● **What the task asks**: Read through the lines below for the string "bubble" and copy each one that has it.

········

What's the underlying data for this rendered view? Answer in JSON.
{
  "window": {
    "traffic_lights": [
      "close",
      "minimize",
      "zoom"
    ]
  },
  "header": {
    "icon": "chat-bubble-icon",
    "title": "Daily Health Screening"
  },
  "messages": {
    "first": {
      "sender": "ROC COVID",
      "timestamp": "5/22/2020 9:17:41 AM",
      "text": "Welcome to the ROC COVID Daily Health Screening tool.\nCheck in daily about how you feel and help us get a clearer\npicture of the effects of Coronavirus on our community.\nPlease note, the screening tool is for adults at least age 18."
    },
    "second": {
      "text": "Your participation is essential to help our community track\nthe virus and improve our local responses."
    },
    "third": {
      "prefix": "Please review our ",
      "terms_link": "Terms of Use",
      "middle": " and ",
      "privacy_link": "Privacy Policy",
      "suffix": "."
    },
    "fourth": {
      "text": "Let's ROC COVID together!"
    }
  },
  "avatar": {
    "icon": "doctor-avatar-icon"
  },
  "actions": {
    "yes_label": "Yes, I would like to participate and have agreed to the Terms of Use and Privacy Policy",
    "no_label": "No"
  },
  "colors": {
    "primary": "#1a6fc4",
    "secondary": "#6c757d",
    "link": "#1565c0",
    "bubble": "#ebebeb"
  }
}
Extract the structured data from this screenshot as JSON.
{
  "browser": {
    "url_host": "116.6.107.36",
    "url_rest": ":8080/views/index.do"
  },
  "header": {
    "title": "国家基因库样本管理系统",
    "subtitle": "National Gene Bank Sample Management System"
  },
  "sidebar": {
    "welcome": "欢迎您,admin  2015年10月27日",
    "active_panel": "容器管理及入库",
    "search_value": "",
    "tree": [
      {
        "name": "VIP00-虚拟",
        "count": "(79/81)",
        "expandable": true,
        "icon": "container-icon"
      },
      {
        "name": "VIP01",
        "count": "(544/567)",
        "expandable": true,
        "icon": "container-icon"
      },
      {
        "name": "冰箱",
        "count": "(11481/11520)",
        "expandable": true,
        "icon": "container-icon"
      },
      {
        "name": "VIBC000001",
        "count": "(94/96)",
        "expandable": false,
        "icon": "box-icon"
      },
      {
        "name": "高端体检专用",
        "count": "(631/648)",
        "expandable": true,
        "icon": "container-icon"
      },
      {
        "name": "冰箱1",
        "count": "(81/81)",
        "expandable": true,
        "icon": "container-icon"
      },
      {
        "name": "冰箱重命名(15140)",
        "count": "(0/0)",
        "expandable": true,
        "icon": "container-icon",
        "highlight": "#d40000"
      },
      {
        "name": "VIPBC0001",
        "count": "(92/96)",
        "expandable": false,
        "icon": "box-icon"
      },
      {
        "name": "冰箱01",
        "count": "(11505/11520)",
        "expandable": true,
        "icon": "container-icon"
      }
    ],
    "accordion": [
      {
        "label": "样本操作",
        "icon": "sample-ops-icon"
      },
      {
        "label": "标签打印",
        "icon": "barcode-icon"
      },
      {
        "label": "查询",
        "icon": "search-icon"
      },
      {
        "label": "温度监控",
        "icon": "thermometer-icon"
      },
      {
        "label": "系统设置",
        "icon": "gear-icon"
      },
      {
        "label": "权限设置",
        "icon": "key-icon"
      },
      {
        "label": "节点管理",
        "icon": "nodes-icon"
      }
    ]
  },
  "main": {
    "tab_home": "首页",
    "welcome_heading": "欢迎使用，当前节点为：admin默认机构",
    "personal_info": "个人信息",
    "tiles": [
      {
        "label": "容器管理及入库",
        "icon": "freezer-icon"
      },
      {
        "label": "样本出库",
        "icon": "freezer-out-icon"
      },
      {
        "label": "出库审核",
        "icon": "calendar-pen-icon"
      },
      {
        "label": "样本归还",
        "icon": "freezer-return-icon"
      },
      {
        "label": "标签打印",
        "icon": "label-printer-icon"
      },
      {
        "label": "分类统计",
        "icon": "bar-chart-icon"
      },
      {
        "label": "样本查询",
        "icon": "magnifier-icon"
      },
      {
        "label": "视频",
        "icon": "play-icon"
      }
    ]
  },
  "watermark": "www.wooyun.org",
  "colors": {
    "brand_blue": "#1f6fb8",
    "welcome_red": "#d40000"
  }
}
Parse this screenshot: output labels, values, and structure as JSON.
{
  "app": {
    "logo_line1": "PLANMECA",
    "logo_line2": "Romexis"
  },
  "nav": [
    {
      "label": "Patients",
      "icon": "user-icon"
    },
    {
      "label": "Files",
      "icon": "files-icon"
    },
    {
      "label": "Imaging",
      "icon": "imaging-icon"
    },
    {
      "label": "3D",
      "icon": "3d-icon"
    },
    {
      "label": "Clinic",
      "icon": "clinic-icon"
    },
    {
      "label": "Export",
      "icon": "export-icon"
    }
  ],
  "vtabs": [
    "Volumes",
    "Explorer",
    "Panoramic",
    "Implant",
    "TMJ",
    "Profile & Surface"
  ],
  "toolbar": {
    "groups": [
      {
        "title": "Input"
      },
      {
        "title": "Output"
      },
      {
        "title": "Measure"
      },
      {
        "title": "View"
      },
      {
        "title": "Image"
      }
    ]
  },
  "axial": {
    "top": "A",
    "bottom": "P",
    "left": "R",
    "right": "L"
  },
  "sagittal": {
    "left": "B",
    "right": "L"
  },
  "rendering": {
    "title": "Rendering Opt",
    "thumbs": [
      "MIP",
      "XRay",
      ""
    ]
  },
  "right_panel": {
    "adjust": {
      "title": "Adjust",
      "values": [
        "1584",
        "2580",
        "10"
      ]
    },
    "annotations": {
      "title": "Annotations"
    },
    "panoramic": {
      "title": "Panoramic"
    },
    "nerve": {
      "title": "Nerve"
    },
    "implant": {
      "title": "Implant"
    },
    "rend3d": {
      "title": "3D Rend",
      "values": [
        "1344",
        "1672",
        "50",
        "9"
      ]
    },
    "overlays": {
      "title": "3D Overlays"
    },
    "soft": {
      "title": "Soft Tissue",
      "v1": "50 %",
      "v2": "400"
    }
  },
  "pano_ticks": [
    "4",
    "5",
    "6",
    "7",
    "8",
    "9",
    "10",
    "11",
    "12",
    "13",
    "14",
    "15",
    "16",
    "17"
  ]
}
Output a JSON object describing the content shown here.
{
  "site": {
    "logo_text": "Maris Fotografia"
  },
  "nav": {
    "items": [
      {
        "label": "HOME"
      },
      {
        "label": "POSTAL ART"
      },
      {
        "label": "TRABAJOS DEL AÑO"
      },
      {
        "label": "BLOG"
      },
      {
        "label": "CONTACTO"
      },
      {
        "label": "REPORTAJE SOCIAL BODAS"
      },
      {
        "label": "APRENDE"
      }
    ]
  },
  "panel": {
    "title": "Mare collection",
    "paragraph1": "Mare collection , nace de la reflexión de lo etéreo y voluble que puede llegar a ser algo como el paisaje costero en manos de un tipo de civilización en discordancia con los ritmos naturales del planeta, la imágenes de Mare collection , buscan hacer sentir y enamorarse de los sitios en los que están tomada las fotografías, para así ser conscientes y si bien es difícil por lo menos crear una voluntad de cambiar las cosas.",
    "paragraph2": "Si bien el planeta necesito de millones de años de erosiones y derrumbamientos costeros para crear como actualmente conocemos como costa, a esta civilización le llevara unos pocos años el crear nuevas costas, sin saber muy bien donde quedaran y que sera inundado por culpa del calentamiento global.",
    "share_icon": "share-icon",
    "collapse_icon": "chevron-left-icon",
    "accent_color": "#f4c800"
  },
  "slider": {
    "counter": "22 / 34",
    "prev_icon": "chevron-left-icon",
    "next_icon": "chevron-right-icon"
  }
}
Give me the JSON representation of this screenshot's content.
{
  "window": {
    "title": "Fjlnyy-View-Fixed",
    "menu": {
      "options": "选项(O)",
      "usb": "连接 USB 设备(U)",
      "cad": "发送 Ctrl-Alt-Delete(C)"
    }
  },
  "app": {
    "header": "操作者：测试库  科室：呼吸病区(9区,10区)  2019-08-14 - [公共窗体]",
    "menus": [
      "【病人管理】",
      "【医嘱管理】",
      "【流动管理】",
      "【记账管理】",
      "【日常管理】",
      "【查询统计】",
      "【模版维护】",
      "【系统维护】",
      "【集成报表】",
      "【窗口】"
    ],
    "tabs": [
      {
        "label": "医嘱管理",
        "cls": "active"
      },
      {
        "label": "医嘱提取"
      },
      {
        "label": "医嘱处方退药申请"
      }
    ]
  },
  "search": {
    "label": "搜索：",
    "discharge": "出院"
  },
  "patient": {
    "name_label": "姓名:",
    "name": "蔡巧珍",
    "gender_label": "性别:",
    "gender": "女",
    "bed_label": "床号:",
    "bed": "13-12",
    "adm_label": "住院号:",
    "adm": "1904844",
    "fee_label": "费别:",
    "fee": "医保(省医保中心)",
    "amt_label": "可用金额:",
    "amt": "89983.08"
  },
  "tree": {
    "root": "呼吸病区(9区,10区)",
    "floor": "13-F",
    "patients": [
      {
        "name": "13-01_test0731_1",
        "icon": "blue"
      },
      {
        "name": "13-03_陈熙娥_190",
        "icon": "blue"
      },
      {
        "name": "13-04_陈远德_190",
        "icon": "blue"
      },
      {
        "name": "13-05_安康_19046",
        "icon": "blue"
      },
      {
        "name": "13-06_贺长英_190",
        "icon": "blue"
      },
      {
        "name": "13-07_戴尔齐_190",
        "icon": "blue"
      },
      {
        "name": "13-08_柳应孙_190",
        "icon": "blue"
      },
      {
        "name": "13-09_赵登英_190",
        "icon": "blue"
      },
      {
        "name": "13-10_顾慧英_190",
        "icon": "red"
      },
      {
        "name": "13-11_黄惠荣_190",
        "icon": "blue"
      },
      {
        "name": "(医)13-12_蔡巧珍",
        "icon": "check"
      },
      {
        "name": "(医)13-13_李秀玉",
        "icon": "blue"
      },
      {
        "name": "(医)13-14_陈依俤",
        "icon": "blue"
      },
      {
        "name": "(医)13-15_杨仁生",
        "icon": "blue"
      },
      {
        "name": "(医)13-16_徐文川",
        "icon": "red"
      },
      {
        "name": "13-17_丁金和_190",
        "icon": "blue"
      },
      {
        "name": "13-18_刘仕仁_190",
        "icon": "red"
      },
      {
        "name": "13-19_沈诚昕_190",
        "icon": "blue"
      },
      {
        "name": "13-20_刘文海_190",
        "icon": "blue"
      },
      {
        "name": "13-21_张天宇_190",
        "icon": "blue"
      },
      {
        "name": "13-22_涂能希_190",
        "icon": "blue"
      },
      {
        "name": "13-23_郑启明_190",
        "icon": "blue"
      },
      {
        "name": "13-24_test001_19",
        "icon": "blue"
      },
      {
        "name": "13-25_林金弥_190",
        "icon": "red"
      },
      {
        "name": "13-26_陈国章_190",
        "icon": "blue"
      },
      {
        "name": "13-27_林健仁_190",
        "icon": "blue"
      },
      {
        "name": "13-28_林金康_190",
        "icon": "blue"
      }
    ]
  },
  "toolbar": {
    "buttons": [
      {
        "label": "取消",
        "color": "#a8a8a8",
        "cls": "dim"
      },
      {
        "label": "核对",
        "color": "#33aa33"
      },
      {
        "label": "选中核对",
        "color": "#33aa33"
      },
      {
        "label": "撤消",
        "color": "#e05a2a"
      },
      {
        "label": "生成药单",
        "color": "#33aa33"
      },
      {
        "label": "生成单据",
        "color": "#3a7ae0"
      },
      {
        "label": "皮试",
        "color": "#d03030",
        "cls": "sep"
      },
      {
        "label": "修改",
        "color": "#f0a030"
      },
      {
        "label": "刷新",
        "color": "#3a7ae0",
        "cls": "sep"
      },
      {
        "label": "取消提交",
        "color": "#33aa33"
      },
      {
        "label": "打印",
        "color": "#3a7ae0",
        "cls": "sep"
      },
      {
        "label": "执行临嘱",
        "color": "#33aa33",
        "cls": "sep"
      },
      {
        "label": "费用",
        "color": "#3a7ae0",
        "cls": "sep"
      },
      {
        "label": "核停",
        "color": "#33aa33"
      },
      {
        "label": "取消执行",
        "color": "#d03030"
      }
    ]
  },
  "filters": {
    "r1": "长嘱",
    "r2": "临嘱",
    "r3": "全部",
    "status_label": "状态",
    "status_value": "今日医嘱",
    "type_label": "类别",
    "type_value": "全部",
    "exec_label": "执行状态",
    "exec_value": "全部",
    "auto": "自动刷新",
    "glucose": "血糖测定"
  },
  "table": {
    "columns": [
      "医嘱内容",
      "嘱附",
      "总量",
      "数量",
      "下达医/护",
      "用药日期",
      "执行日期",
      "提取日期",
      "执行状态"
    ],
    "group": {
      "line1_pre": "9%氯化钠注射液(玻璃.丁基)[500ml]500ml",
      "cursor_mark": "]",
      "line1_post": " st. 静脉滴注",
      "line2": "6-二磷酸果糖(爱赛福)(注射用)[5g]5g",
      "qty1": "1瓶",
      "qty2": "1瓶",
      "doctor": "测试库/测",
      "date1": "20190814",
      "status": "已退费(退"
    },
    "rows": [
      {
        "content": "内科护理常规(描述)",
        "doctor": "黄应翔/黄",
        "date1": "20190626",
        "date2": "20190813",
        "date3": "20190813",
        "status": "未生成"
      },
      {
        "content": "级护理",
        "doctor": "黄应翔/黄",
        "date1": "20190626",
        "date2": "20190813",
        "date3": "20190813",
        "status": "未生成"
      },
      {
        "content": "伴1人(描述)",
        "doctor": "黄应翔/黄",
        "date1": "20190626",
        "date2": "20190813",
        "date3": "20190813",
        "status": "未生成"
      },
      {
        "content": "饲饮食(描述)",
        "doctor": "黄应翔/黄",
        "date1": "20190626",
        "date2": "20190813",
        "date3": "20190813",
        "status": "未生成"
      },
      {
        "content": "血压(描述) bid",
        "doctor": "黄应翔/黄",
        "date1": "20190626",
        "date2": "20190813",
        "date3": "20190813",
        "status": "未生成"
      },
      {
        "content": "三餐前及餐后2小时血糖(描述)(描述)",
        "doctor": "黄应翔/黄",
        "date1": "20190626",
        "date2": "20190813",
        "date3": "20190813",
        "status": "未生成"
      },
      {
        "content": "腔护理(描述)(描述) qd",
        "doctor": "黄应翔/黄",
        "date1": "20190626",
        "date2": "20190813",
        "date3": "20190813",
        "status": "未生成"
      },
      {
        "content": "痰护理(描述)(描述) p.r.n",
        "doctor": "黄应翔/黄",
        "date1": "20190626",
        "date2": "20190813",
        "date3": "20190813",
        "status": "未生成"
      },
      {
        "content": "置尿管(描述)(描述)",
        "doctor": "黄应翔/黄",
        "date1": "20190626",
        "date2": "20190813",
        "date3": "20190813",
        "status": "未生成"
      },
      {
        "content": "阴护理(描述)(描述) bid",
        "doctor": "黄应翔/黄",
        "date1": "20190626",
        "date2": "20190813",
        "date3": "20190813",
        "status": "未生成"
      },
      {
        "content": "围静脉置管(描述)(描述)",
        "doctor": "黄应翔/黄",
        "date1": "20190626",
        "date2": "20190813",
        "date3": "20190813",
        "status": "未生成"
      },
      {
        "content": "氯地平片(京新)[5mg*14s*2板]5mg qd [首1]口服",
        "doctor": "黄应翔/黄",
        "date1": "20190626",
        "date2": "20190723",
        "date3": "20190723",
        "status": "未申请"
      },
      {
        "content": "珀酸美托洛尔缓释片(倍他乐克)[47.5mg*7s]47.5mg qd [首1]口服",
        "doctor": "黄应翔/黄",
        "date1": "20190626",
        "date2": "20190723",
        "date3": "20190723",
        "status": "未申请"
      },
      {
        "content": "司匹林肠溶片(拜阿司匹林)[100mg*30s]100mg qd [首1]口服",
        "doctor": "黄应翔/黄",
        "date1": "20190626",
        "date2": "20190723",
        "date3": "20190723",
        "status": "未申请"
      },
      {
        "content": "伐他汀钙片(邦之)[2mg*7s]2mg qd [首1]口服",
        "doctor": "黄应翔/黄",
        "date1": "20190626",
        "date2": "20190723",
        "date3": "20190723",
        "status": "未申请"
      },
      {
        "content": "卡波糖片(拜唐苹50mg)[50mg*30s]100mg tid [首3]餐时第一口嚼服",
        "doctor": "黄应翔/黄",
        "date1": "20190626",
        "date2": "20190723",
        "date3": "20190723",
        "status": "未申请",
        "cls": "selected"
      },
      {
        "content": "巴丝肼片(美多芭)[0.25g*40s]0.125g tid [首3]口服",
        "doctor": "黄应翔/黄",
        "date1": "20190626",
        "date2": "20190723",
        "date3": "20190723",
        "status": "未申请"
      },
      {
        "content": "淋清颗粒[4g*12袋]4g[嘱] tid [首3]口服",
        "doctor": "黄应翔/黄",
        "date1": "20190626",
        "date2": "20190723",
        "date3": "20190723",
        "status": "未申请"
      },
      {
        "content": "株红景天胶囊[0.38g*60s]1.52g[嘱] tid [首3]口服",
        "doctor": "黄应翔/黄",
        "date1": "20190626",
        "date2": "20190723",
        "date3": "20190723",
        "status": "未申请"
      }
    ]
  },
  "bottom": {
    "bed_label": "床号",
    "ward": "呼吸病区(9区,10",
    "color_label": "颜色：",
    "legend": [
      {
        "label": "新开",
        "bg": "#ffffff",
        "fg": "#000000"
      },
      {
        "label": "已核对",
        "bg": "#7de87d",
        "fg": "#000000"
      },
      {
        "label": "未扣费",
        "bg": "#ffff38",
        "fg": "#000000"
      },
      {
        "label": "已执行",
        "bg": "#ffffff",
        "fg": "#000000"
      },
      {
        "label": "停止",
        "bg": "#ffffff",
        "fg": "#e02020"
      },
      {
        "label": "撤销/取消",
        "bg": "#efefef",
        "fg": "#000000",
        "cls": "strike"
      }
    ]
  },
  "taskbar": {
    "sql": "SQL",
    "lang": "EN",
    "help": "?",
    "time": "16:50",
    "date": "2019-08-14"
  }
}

········

● **Worked solution**:
    "icon": "chat-bubble-icon",
    "bubble": "#ebebeb"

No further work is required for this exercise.